Request: Gather every line of the entries that includes the word "color".

Provided data:
━━━━━━━━━━━━━━━━━━━━━━━━━━━━━━

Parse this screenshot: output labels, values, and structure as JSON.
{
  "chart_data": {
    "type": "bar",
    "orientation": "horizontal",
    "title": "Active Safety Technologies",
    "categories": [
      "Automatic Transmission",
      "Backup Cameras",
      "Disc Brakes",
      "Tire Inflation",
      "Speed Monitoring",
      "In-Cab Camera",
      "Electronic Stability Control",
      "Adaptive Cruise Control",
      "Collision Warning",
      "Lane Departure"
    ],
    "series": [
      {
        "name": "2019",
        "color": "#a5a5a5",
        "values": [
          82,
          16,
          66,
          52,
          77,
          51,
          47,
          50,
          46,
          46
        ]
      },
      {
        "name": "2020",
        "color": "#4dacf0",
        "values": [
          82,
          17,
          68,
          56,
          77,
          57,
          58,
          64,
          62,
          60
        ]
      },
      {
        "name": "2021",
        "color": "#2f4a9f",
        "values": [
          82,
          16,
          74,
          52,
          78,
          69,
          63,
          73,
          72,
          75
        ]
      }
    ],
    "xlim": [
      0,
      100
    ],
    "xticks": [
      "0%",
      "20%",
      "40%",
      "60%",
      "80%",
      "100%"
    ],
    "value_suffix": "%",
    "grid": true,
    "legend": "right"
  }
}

━━━━━━━━━━━━━━━━━━━━━━━━━━━━━━

Written answer:
        "color": "#a5a5a5",
        "color": "#4dacf0",
        "color": "#2f4a9f",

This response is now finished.